*What is being asked*
In full and without alteration, give the listing again.

--- start Dataset excerpts ---

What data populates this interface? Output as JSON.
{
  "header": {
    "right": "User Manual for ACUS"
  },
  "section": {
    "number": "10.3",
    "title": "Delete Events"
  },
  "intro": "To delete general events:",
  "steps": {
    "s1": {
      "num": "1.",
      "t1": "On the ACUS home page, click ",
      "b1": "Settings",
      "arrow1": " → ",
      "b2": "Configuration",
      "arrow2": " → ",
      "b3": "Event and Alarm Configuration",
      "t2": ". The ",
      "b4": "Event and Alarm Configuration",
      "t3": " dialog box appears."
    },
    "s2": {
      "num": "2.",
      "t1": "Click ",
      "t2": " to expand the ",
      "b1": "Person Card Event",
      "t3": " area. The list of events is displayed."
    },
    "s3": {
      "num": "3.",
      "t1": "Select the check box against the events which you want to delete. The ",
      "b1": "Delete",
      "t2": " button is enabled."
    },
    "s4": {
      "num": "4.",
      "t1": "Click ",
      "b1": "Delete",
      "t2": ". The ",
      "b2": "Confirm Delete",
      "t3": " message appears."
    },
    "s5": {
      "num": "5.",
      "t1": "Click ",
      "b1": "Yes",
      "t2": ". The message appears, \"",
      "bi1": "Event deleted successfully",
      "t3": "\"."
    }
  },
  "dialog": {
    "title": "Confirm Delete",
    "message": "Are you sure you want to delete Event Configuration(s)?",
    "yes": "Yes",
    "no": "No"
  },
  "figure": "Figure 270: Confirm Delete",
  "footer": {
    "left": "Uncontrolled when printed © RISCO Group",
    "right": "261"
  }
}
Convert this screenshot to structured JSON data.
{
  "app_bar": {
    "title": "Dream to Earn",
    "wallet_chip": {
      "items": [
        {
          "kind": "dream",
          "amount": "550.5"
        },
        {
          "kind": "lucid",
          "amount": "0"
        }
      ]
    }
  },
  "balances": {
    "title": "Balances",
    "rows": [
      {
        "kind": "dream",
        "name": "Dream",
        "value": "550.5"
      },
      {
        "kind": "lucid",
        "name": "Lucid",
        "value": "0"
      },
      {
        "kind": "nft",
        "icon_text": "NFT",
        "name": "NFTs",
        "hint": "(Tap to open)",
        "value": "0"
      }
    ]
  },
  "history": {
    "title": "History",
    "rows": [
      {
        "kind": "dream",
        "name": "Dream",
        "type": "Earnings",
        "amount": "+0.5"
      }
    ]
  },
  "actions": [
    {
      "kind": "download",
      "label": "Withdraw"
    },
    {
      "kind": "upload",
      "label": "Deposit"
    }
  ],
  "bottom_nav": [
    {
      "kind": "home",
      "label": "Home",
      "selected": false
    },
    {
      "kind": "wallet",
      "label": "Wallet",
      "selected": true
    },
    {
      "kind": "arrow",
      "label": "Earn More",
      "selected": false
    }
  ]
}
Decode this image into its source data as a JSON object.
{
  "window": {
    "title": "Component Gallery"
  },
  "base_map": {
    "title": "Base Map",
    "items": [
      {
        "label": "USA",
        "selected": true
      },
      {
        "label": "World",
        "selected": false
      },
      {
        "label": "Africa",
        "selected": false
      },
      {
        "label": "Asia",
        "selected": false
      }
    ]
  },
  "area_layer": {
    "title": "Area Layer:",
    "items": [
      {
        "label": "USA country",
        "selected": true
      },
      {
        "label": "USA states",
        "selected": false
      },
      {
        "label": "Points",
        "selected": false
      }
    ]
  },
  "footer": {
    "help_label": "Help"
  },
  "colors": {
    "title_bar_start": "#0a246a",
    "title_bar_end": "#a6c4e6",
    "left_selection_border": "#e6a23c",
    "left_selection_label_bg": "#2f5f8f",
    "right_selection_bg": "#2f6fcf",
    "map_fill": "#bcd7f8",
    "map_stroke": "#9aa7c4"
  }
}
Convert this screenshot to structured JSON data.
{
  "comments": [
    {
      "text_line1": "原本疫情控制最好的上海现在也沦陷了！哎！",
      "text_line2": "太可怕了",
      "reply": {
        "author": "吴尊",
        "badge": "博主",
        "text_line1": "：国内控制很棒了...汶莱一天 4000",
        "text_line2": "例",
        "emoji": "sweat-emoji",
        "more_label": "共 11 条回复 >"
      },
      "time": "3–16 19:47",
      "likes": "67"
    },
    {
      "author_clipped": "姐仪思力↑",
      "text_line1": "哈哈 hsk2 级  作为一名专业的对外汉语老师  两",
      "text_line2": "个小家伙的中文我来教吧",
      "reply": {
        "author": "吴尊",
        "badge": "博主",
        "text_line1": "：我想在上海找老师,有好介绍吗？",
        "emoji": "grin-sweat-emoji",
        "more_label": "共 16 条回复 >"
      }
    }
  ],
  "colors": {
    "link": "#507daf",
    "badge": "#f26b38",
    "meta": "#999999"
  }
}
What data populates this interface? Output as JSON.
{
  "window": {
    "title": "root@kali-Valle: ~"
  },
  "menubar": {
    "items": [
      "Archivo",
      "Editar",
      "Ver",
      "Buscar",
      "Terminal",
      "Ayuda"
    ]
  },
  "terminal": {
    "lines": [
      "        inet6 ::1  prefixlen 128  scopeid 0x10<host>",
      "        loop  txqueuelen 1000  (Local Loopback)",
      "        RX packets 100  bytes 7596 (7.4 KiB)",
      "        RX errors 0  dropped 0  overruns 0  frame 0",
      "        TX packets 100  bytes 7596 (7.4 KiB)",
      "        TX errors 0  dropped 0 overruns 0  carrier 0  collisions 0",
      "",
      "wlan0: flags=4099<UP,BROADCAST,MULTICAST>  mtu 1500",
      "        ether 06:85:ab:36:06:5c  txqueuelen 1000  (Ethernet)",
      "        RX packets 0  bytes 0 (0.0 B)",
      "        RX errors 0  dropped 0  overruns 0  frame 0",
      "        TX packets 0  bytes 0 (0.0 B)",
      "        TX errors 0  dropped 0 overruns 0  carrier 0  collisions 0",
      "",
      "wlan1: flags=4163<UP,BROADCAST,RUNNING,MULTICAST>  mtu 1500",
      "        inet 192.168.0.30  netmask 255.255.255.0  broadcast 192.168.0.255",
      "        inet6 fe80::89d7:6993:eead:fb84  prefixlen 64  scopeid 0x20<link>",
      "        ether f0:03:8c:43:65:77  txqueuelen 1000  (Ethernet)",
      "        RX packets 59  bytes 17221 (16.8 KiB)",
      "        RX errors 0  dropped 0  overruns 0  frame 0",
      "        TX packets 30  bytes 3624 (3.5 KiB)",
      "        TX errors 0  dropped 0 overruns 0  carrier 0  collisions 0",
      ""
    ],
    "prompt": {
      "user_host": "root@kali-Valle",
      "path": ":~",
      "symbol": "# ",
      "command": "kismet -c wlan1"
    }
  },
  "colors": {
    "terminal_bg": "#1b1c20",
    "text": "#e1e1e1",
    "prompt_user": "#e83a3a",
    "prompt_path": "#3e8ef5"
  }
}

--- end Dataset excerpts ---

*Complete output*
What data populates this interface? Output as JSON.
{
  "header": {
    "right": "User Manual for ACUS"
  },
  "section": {
    "number": "10.3",
    "title": "Delete Events"
  },
  "intro": "To delete general events:",
  "steps": {
    "s1": {
      "num": "1.",
      "t1": "On the ACUS home page, click ",
      "b1": "Settings",
      "arrow1": " → ",
      "b2": "Configuration",
      "arrow2": " → ",
      "b3": "Event and Alarm Configuration",
      "t2": ". The ",
      "b4": "Event and Alarm Configuration",
      "t3": " dialog box appears."
    },
    "s2": {
      "num": "2.",
      "t1": "Click ",
      "t2": " to expand the ",
      "b1": "Person Card Event",
      "t3": " area. The list of events is displayed."
    },
    "s3": {
      "num": "3.",
      "t1": "Select the check box against the events which you want to delete. The ",
      "b1": "Delete",
      "t2": " button is enabled."
    },
    "s4": {
      "num": "4.",
      "t1": "Click ",
      "b1": "Delete",
      "t2": ". The ",
      "b2": "Confirm Delete",
      "t3": " message appears."
    },
    "s5": {
      "num": "5.",
      "t1": "Click ",
      "b1": "Yes",
      "t2": ". The message appears, \"",
      "bi1": "Event deleted successfully",
      "t3": "\"."
    }
  },
  "dialog": {
    "title": "Confirm Delete",
    "message": "Are you sure you want to delete Event Configuration(s)?",
    "yes": "Yes",
    "no": "No"
  },
  "figure": "Figure 270: Confirm Delete",
  "footer": {
    "left": "Uncontrolled when printed © RISCO Group",
    "right": "261"
  }
}
Convert this screenshot to structured JSON data.
{
  "app_bar": {
    "title": "Dream to Earn",
    "wallet_chip": {
      "items": [
        {
          "kind": "dream",
          "amount": "550.5"
        },
        {
          "kind": "lucid",
          "amount": "0"
        }
      ]
    }
  },
  "balances": {
    "title": "Balances",
    "rows": [
      {
        "kind": "dream",
        "name": "Dream",
        "value": "550.5"
      },
      {
        "kind": "lucid",
        "name": "Lucid",
        "value": "0"
      },
      {
        "kind": "nft",
        "icon_text": "NFT",
        "name": "NFTs",
        "hint": "(Tap to open)",
        "value": "0"
      }
    ]
  },
  "history": {
    "title": "History",
    "rows": [
      {
        "kind": "dream",
        "name": "Dream",
        "type": "Earnings",
        "amount": "+0.5"
      }
    ]
  },
  "actions": [
    {
      "kind": "download",
      "label": "Withdraw"
    },
    {
      "kind": "upload",
      "label": "Deposit"
    }
  ],
  "bottom_nav": [
    {
      "kind": "home",
      "label": "Home",
      "selected": false
    },
    {
      "kind": "wallet",
      "label": "Wallet",
      "selected": true
    },
    {
      "kind": "arrow",
      "label": "Earn More",
      "selected": false
    }
  ]
}
Decode this image into its source data as a JSON object.
{
  "window": {
    "title": "Component Gallery"
  },
  "base_map": {
    "title": "Base Map",
    "items": [
      {
        "label": "USA",
        "selected": true
      },
      {
        "label": "World",
        "selected": false
      },
      {
        "label": "Africa",
        "selected": false
      },
      {
        "label": "Asia",
        "selected": false
      }
    ]
  },
  "area_layer": {
    "title": "Area Layer:",
    "items": [
      {
        "label": "USA country",
        "selected": true
      },
      {
        "label": "USA states",
        "selected": false
      },
      {
        "label": "Points",
        "selected": false
      }
    ]
  },
  "footer": {
    "help_label": "Help"
  },
  "colors": {
    "title_bar_start": "#0a246a",
    "title_bar_end": "#a6c4e6",
    "left_selection_border": "#e6a23c",
    "left_selection_label_bg": "#2f5f8f",
    "right_selection_bg": "#2f6fcf",
    "map_fill": "#bcd7f8",
    "map_stroke": "#9aa7c4"
  }
}
Convert this screenshot to structured JSON data.
{
  "comments": [
    {
      "text_line1": "原本疫情控制最好的上海现在也沦陷了！哎！",
      "text_line2": "太可怕了",
      "reply": {
        "author": "吴尊",
        "badge": "博主",
        "text_line1": "：国内控制很棒了...汶莱一天 4000",
        "text_line2": "例",
        "emoji": "sweat-emoji",
        "more_label": "共 11 条回复 >"
      },
      "time": "3–16 19:47",
      "likes": "67"
    },
    {
      "author_clipped": "姐仪思力↑",
      "text_line1": "哈哈 hsk2 级  作为一名专业的对外汉语老师  两",
      "text_line2": "个小家伙的中文我来教吧",
      "reply": {
        "author": "吴尊",
        "badge": "博主",
        "text_line1": "：我想在上海找老师,有好介绍吗？",
        "emoji": "grin-sweat-emoji",
        "more_label": "共 16 条回复 >"
      }
    }
  ],
  "colors": {
    "link": "#507daf",
    "badge": "#f26b38",
    "meta": "#999999"
  }
}
What data populates this interface? Output as JSON.
{
  "window": {
    "title": "root@kali-Valle: ~"
  },
  "menubar": {
    "items": [
      "Archivo",
      "Editar",
      "Ver",
      "Buscar",
      "Terminal",
      "Ayuda"
    ]
  },
  "terminal": {
    "lines": [
      "        inet6 ::1  prefixlen 128  scopeid 0x10<host>",
      "        loop  txqueuelen 1000  (Local Loopback)",
      "        RX packets 100  bytes 7596 (7.4 KiB)",
      "        RX errors 0  dropped 0  overruns 0  frame 0",
      "        TX packets 100  bytes 7596 (7.4 KiB)",
      "        TX errors 0  dropped 0 overruns 0  carrier 0  collisions 0",
      "",
      "wlan0: flags=4099<UP,BROADCAST,MULTICAST>  mtu 1500",
      "        ether 06:85:ab:36:06:5c  txqueuelen 1000  (Ethernet)",
      "        RX packets 0  bytes 0 (0.0 B)",
      "        RX errors 0  dropped 0  overruns 0  frame 0",
      "        TX packets 0  bytes 0 (0.0 B)",
      "        TX errors 0  dropped 0 overruns 0  carrier 0  collisions 0",
      "",
      "wlan1: flags=4163<UP,BROADCAST,RUNNING,MULTICAST>  mtu 1500",
      "        inet 192.168.0.30  netmask 255.255.255.0  broadcast 192.168.0.255",
      "        inet6 fe80::89d7:6993:eead:fb84  prefixlen 64  scopeid 0x20<link>",
      "        ether f0:03:8c:43:65:77  txqueuelen 1000  (Ethernet)",
      "        RX packets 59  bytes 17221 (16.8 KiB)",
      "        RX errors 0  dropped 0  overruns 0  frame 0",
      "        TX packets 30  bytes 3624 (3.5 KiB)",
      "        TX errors 0  dropped 0 overruns 0  carrier 0  collisions 0",
      ""
    ],
    "prompt": {
      "user_host": "root@kali-Valle",
      "path": ":~",
      "symbol": "# ",
      "command": "kismet -c wlan1"
    }
  },
  "colors": {
    "terminal_bg": "#1b1c20",
    "text": "#e1e1e1",
    "prompt_user": "#e83a3a",
    "prompt_path": "#3e8ef5"
  }
}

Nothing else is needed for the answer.